What is required. Pick out all lines of the entries that include the word "color" and copy them.

Extracted entries.
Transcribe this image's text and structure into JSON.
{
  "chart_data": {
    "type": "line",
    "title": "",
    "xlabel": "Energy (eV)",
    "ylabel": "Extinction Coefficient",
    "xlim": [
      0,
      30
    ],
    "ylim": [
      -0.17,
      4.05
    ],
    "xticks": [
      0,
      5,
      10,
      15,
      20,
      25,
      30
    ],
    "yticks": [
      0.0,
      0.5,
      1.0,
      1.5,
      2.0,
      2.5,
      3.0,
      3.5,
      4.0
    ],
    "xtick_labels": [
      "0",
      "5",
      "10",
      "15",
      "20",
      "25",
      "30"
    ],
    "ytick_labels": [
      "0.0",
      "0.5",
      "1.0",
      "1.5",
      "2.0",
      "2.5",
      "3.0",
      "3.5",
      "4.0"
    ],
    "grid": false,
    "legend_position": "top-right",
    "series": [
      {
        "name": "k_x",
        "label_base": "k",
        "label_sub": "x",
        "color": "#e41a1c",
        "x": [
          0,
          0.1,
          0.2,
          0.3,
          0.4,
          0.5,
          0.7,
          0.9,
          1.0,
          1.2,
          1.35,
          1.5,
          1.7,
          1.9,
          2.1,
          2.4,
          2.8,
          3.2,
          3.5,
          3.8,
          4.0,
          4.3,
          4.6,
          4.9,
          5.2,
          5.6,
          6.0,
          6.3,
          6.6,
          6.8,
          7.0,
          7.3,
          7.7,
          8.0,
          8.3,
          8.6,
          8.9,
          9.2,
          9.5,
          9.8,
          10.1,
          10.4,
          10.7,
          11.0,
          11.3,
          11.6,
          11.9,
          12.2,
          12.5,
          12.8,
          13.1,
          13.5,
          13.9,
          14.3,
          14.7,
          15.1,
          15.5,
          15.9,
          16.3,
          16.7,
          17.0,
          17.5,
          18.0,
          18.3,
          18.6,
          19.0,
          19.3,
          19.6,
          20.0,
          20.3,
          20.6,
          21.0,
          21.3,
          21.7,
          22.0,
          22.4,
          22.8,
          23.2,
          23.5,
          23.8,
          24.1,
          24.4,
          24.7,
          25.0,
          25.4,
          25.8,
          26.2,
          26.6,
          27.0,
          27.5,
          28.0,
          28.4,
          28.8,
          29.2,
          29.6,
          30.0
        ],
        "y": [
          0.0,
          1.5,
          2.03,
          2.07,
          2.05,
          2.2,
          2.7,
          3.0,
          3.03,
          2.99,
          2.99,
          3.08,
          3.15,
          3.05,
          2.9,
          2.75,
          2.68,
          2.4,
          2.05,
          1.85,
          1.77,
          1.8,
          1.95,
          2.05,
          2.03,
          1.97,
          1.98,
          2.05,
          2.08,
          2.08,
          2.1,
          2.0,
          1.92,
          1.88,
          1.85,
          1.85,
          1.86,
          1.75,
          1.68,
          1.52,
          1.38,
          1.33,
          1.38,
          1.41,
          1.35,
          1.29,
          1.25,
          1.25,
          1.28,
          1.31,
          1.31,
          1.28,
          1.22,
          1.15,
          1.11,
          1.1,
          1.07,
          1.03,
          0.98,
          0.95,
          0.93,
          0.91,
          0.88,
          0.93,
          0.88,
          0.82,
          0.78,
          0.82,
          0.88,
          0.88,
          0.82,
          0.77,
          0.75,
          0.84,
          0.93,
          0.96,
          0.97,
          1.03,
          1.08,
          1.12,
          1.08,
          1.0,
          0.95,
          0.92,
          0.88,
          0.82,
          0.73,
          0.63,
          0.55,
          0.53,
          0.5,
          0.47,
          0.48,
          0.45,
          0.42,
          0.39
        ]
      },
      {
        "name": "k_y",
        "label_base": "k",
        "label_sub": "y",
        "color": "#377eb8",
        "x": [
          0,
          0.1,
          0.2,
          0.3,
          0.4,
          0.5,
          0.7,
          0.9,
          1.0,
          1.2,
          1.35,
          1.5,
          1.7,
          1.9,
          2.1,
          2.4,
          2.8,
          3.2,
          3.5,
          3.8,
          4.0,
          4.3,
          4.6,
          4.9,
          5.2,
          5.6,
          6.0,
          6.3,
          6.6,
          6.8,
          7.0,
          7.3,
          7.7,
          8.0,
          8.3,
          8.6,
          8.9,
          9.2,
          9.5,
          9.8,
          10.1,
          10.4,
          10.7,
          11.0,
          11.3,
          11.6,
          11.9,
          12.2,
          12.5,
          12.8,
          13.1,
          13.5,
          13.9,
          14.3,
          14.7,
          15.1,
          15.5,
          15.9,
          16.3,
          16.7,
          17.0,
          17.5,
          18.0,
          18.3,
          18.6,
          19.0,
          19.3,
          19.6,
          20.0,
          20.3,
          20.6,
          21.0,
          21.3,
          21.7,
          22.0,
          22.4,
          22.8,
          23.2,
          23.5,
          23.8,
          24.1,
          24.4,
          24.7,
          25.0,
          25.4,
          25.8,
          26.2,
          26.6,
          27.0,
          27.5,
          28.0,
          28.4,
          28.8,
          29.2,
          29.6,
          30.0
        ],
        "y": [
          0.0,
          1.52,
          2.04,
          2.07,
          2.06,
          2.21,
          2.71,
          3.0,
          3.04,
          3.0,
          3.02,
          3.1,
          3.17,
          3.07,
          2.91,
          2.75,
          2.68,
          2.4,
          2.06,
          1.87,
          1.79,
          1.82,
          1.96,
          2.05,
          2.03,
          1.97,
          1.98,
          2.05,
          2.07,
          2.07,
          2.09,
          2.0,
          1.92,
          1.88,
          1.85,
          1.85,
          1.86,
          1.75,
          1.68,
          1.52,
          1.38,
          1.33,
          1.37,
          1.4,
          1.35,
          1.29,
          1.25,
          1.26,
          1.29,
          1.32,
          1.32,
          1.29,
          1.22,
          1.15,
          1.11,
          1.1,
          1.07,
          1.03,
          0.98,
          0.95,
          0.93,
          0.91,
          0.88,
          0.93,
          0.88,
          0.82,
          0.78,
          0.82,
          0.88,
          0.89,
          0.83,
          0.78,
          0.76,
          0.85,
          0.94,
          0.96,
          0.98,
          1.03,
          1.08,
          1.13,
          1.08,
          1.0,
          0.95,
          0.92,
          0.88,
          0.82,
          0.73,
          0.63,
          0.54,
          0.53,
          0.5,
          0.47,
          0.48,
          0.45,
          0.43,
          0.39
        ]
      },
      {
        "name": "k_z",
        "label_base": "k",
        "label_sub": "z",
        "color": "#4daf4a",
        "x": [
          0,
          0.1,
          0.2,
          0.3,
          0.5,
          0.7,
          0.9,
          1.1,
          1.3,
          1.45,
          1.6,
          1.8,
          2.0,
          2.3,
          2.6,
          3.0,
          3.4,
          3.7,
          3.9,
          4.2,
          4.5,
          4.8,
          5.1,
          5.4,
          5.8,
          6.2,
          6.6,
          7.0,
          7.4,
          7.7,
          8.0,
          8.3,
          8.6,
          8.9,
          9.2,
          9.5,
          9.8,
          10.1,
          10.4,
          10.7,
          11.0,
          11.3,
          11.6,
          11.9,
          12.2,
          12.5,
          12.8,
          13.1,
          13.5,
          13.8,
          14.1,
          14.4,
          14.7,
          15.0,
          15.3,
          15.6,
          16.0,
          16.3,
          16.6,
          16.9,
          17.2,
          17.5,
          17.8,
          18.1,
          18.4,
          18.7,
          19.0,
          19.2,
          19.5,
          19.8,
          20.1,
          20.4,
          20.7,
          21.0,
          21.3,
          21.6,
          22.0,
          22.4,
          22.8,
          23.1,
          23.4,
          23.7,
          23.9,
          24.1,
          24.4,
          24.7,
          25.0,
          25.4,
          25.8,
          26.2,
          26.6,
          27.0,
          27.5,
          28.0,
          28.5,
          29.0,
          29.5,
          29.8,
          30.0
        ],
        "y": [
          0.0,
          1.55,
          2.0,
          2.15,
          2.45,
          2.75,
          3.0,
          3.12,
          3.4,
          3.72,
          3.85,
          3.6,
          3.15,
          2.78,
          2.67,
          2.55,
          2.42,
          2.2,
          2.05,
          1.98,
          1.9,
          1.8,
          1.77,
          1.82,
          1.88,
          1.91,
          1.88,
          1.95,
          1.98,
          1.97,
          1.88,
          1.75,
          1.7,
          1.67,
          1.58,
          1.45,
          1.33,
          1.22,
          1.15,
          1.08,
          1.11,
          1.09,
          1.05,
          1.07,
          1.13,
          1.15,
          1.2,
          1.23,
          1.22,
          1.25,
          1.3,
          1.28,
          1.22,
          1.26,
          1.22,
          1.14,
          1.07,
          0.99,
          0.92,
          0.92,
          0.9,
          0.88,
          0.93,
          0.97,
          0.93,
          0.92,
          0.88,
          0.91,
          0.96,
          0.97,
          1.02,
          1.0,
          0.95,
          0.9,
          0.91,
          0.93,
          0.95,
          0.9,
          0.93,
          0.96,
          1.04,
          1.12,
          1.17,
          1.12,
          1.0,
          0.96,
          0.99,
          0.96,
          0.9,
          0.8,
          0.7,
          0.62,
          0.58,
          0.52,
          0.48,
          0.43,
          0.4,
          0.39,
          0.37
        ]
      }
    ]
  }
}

Finished answer.
        "color": "#e41a1c",
        "color": "#377eb8",
        "color": "#4daf4a",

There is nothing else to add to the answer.